■ CONSIGNES:
**1.** D'après le texte fourni, de quoi Adam était-il vêtu avant le péché selon la mystique hébraïque ?
**2.** Reproduisez fidèlement le passage du texte fourni qui s'ouvre sur les mots « D. barsotti: Meditazione » et se clôt sur « d'humiliation, de peine... ».
**3.** Réécrivez sous forme de liste le paragraphe du texte fourni qui commence par « D. barsotti: Meditazione sull'Esodo », en conservant ses faits principaux.

■ TEXTE FOURNI:
□ □ □ □ □

Avant de parler des vêtements du pontife, rappelons qu'il y a un seul grand Pontife, notre Seigneur Jésus-Christ, et qu'il est non seulement prêtre, mais le Prêtre des prêtres; et non seulement pontife, mais le Pontife des pontifes; et non seulement Prince des prêtres, mais le Prince des princes des prêtres, de même qu'il est le Roi des rois et le Seigneur des seigneurs ... Et avant d'énumérer les vêtements sacrés, rappelons-nous ces vêtements de malheur dont fut revêtu le premier homme après son péché: « Dieu leur fit des tuniques de peau », empruntées à des animaux. Voilà bien ce qui convenait au pécheur: une tunique de mortalité, solde de son péché et signe de la corruption du tombeau

D. barsotti: Meditazione sull'Esodo (p. 212): Adam, après le péché, s'aperçoit qu'il est nu: le péché l'a dépouillé. C'est donc qu'auparavant il était vêtu. Suivant la mystique hébraïque, qui probablement date du judaïsme, c'est-à-dire de l'époque où furent écrits ces chapitres, Adam avant le péché n'était pas nu: il était vêtu, mais vêtu de lumière, vêtu de cette splendeur et de cette gloire dont la grâce ornera l'homme — vêtu de cette robe nuptiale avec laquelle il convient de se présenter devant le Seigneur. Après le péché, Adam reconnaît qu'il est nu, privé de ce vêtement de lumière. Dieu alors couvre cette nudité, mais avec un vêtement de mortalité, d'humiliation, de peine...

□ □ □ □ □

■ DONNÉES ENREGISTRÉES:
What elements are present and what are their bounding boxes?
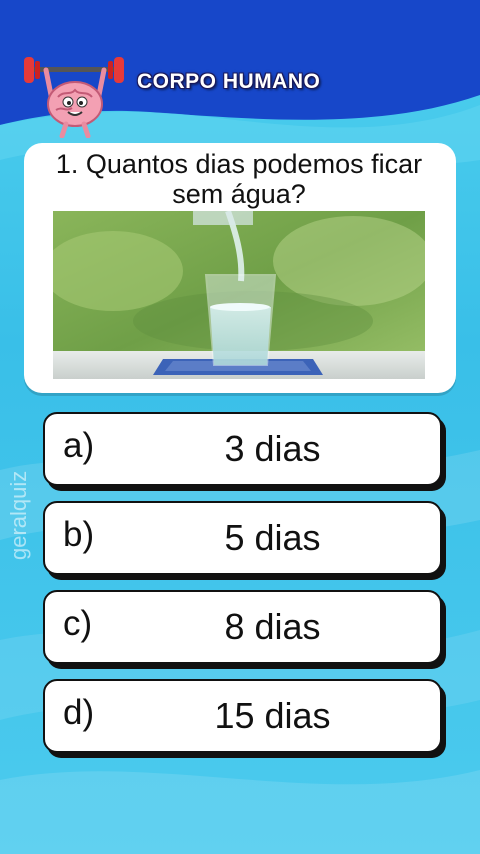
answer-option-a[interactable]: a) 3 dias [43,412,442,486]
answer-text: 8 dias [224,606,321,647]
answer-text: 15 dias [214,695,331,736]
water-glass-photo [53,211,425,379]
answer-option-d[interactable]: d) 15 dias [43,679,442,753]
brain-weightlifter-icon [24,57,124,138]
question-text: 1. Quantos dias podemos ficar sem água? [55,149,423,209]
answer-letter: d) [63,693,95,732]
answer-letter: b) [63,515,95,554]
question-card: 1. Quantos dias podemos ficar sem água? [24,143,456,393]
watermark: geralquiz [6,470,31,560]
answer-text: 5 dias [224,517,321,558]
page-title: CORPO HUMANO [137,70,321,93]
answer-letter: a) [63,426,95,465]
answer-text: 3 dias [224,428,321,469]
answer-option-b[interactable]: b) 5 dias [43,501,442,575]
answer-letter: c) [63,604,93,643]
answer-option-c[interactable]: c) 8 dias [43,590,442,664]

□ □ □ □ □

■ CORRIGÉ:
**1.** Il était vêtu de lumière.

**2.**
D. barsotti: Meditazione sull'Esodo (p. 212): Adam, après le péché, s'aperçoit qu'il est nu: le péché l'a dépouillé. C'est donc qu'auparavant il était vêtu. Suivant la mystique hébraïque, qui probablement date du judaïsme, c'est-à-dire de l'époque où furent écrits ces chapitres, Adam avant le péché n'était pas nu: il était vêtu, mais vêtu de lumière, vêtu de cette splendeur et de cette gloire dont la grâce ornera l'homme — vêtu de cette robe nuptiale avec laquelle il convient de se présenter devant le Seigneur. Après le péché, Adam reconnaît qu'il est nu, privé de ce vêtement de lumière. Dieu alors couvre cette nudité, mais avec un vêtement de mortalité, d'humiliation, de peine...

**3.**
- Après le péché, Adam s'aperçoit qu'il est nu : le péché l'a dépouillé, ce qui montre qu'il était vêtu auparavant.
- Selon la mystique hébraïque, qui date probablement de l'époque où furent écrits ces chapitres, Adam était vêtu de lumière avant le péché.
- Ce vêtement était la splendeur et la gloire dont la grâce ornera l'homme, la robe nuptiale avec laquelle il convient de se présenter devant le Seigneur.
- Après le péché, Adam se reconnaît nu, privé de ce vêtement de lumière.
- Dieu couvre alors cette nudité, mais avec un vêtement de mortalité, d'humiliation et de peine.